Short task a. Using the chromium plating text below, decide whether each statement agrees with it, answering yes or no and quoting the words of the text that settle it. (i) Chloride-based systems can plate at a rate similar to that of hexavalent chrome. (ii) Sulfate-based trivalent systems run on graphite anodes. (iii) A tank converted from hexavalent to trivalent plating can keep its existing equipment.

Extract to read.
☆ ☆ ☆ ☆

This reduction in metal concentration, in addition to the lower viscosity of the solution, leads to less dragout and wastewater treatment and therefore a cost reduction in the plating process. Trivalent chromium baths, as a result of their excellent throwing power, also produce fewer rejects and allow for increased rack densities in comparison to hexavalent chromium. While trivalent chromium plating has a number of advantages, the system also has a drawback. Specifically, it is difficult to achieve the color of a hexavalent chrome deposit at the same plating rate as hexavalent chrome when utilizing a trivalent chromium electrolyte.
Present trivalent chromium systems either provide a color similar to that of hexavalent chromium at a slower plating rate or a slightly darker color at a plating rate comparable to hexavalent chrome. Development of a trivalent chromium plating solution that could overcome both of these weaknesses is ongoing and crucial if trivalent chromium is to be considered a valid alternative to hexavalent chromium.
Just as different electrolyte options exist for hexavalent chromium plating, so do similar choices exist for plating trivalent chromium. Trivalent chromium processes utilize either a sulfate or chloride-based electrolyte. A comparison of these systems can be seen in Table III.
|System 1||System 2|
|Anode Type||Carbon||Coated Titanium|
|Purification||Ion Exchange||Dummying, chemical|
|Deposit Purity||Lowest||Between 2||Highest|
Sulfate-based systems plate a deposit of higher purity, which leads to better corrosion protection and a color closer to that of hexavalent chromium. The chemistry of sulfate-based systems is also less corrosive, which prevents deterioration of the plating environment and unplated component areas. Chloride-based systems are capable of plating deposits at a rate similar to that of hexavalent chrome. However, the color is typically darker than hexavalent chrome due to the additives required to achieve the fast plating rate. Chloride systems also utilize graphite (carbon) anodes, which are much less costly than the coated titanium anodes required to operate the sulfate-based trivalent systems.
Equipment and solution maintenance. Trivalent chromium plating solutions operate with equipment similar to that used with hexavalent chromium chemistries. In the event that a plating tank is to be converted from hexavalent to trivalent, all new equipment should be installed to ensure that no contamination of the trivalent chromium solution will occur.

☆ ☆ ☆ ☆

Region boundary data
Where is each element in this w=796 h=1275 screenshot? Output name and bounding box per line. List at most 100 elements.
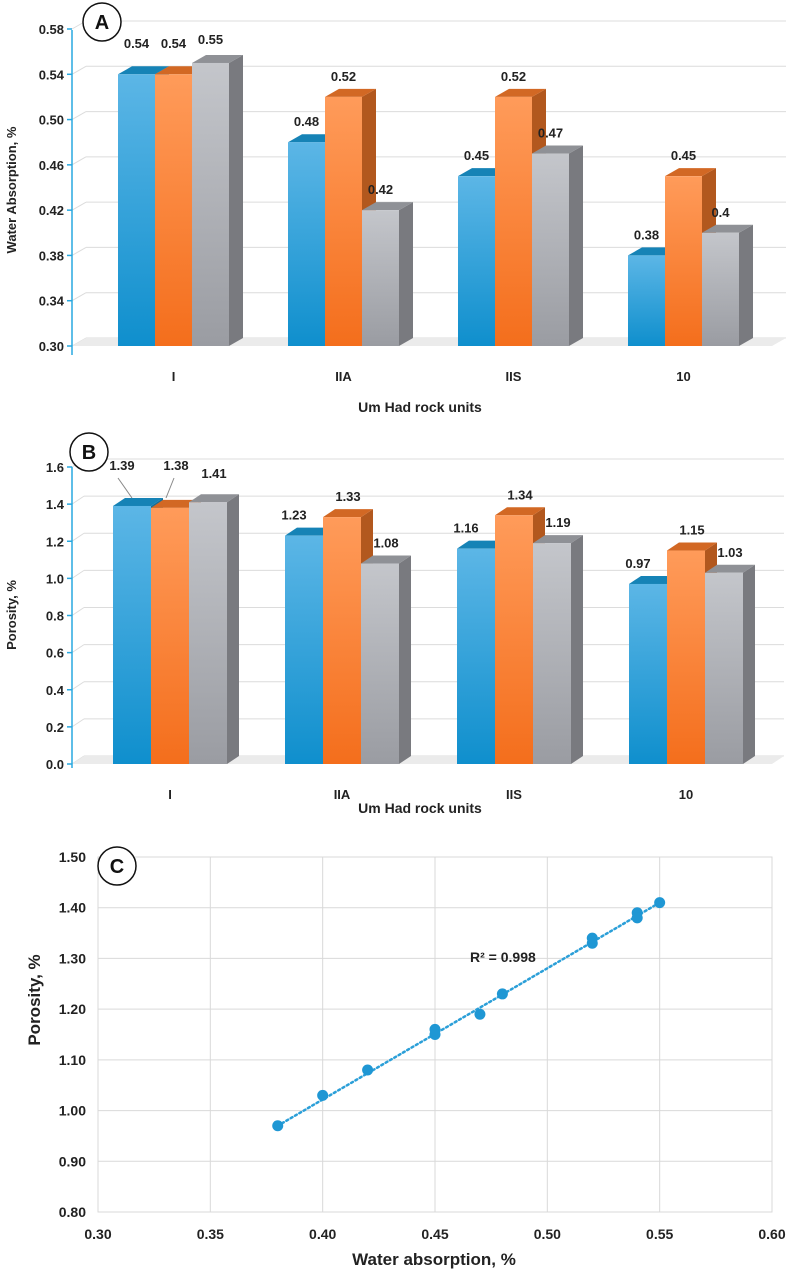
c-y-tick-label: 0.80	[59, 1204, 86, 1220]
a-bar-front	[362, 210, 399, 346]
a-bar-top	[495, 88, 546, 97]
b-bar-side	[571, 535, 583, 764]
a-y-tick-label: 0.34	[39, 294, 65, 309]
b-data-label: 1.19	[545, 515, 570, 530]
a-data-label: 0.4	[711, 205, 730, 220]
a-y-tick-label: 0.50	[39, 113, 64, 128]
b-gridline-diag	[71, 532, 85, 542]
panel-b-leader-line-1	[117, 477, 133, 499]
c-x-tick-label: 0.55	[646, 1226, 673, 1242]
a-data-label: 0.45	[671, 148, 696, 163]
panel-c-scatter-chart: 0.800.901.001.101.201.301.401.50 0.30 0.3…	[25, 846, 786, 1269]
a-gridline-diag	[71, 65, 87, 75]
panel-c-plot-frame	[97, 856, 773, 1213]
panel-b-leader-line-2	[165, 477, 175, 499]
a-bar-front	[458, 176, 495, 346]
b-data-label: 1.03	[717, 545, 742, 560]
a-bar-front	[665, 176, 702, 346]
panel-a-bars	[118, 54, 753, 347]
panel-a-water-absorption-chart: 0.54 0.54 0.55 0.48 0.52 0.42 0.45 0.52 0.47 0.38…	[4, 2, 786, 415]
b-y-tick-label: 1.2	[46, 534, 64, 549]
panel-a-x-tick-labels: I IIA IIS 10	[172, 369, 691, 384]
a-gridline-diag	[71, 292, 87, 302]
b-bar-IIA-series-3	[361, 555, 411, 764]
b-bar-top	[323, 509, 373, 518]
a-bar-side	[739, 224, 753, 346]
a-bar-top	[192, 54, 243, 63]
a-y-tick-label: 0.46	[39, 158, 64, 173]
a-y-tick-label: 0.30	[39, 339, 64, 354]
c-data-point	[317, 1089, 329, 1101]
a-data-label: 0.48	[294, 114, 319, 129]
a-data-label: 0.38	[634, 227, 659, 242]
c-y-tick-label: 1.10	[59, 1052, 86, 1068]
a-y-tick-label: 0.58	[39, 22, 64, 37]
a-bar-front	[532, 153, 569, 346]
a-data-label: 0.52	[501, 69, 526, 84]
panel-c-y-axis-title: Porosity, %	[25, 954, 44, 1045]
b-data-label: 0.97	[625, 556, 650, 571]
c-data-point	[474, 1008, 486, 1020]
panel-c-points	[272, 897, 666, 1132]
c-y-tick-label: 1.50	[59, 849, 86, 865]
b-y-tick-label: 0.0	[46, 757, 64, 772]
b-gridline-diag	[71, 607, 85, 616]
b-gridline-diag	[71, 681, 85, 691]
panel-b-x-axis-title: Um Had rock units	[358, 800, 482, 816]
b-bar-front	[705, 572, 743, 764]
b-data-label: 1.08	[373, 536, 398, 551]
panel-b-data-labels: 1.39 1.38 1.41 1.23 1.33 1.08 1.16 1.34 1.19 0.97…	[109, 458, 742, 571]
a-x-tick-label: 10	[676, 369, 690, 384]
a-bar-front	[702, 232, 739, 346]
c-y-tick-label: 1.40	[59, 900, 86, 916]
a-bar-I-series-3	[192, 54, 243, 346]
c-data-point	[586, 932, 598, 944]
b-bar-top	[667, 542, 717, 551]
a-bar-top	[702, 224, 753, 233]
a-bar-top	[362, 202, 413, 211]
c-data-point	[362, 1064, 374, 1076]
a-bar-top	[665, 168, 716, 177]
a-x-tick-label: IIA	[335, 369, 352, 384]
panel-a-y-tick-labels: 0.30 0.34 0.38 0.42 0.46 0.50 0.54 0.58	[39, 22, 65, 354]
panel-c-trendline-group	[276, 901, 661, 1128]
b-bar-10-series-3	[705, 564, 755, 764]
a-bar-front	[155, 74, 192, 347]
b-floor-plane	[72, 756, 784, 764]
c-data-point	[272, 1120, 284, 1132]
b-bar-front	[629, 583, 667, 764]
c-x-tick-label: 0.50	[534, 1226, 561, 1242]
b-data-label: 1.41	[201, 466, 226, 481]
a-data-label: 0.45	[464, 148, 489, 163]
a-bar-front	[118, 74, 155, 347]
panel-a-y-axis-title: Water Absorption, %	[4, 126, 19, 253]
a-bar-front	[628, 255, 665, 346]
panel-b-porosity-chart: 1.39 1.38 1.41 1.23 1.33 1.08 1.16 1.34 1.19 0.97…	[4, 432, 784, 816]
c-x-tick-label: 0.45	[421, 1226, 448, 1242]
a-floor-plane	[72, 338, 786, 346]
panel-c-r-squared-annotation: R² = 0.998	[470, 949, 536, 965]
a-gridline-diag	[71, 111, 87, 121]
a-x-tick-label: I	[172, 369, 176, 384]
panel-b-bars	[113, 494, 755, 764]
a-bar-front	[288, 142, 325, 346]
c-y-tick-label: 1.30	[59, 950, 86, 966]
b-gridline-diag	[71, 569, 85, 579]
panel-a-data-labels: 0.54 0.54 0.55 0.48 0.52 0.42 0.45 0.52 0.47 0.38…	[124, 32, 730, 242]
b-x-tick-label: IIS	[506, 787, 522, 802]
b-data-label: 1.15	[679, 523, 704, 538]
b-bar-top	[113, 497, 163, 506]
c-x-tick-label: 0.30	[84, 1226, 111, 1242]
a-bar-front	[495, 96, 532, 346]
c-y-tick-label: 1.20	[59, 1001, 86, 1017]
panel-c-x-tick-labels: 0.30 0.35 0.40 0.45 0.50 0.55 0.60	[84, 1226, 785, 1242]
b-x-tick-label: 10	[679, 787, 693, 802]
b-bar-top	[457, 540, 507, 549]
b-bar-front	[189, 502, 227, 764]
b-bar-top	[361, 555, 411, 564]
panel-c-badge-letter: C	[110, 856, 124, 878]
b-bar-top	[533, 535, 583, 544]
a-bar-side	[229, 54, 243, 346]
a-bar-front	[192, 62, 229, 346]
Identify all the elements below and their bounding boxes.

☆ ☆ ☆ ☆

Short task b. Locate each line of the rows above that contains the string "series", and copy those lines.

Exercise response a.
(i) Yes: "Chloride-based systems are capable of plating deposits at a rate similar to that of hexavalent chrome."
(ii) No: "Chloride systems also utilize graphite (carbon) anodes, which are much less costly than the coated titanium anodes required to operate the sulfate-based trivalent systems."
(iii) No: "In the event that a plating tank is to be converted from hexavalent to trivalent, all new equipment should be installed to ensure that no contamination of the trivalent chromium solution will occur."

Exercise response b.
b-bar-IIA-series-3	[361, 555, 411, 764]
a-bar-I-series-3	[192, 54, 243, 346]
b-bar-10-series-3	[705, 564, 755, 764]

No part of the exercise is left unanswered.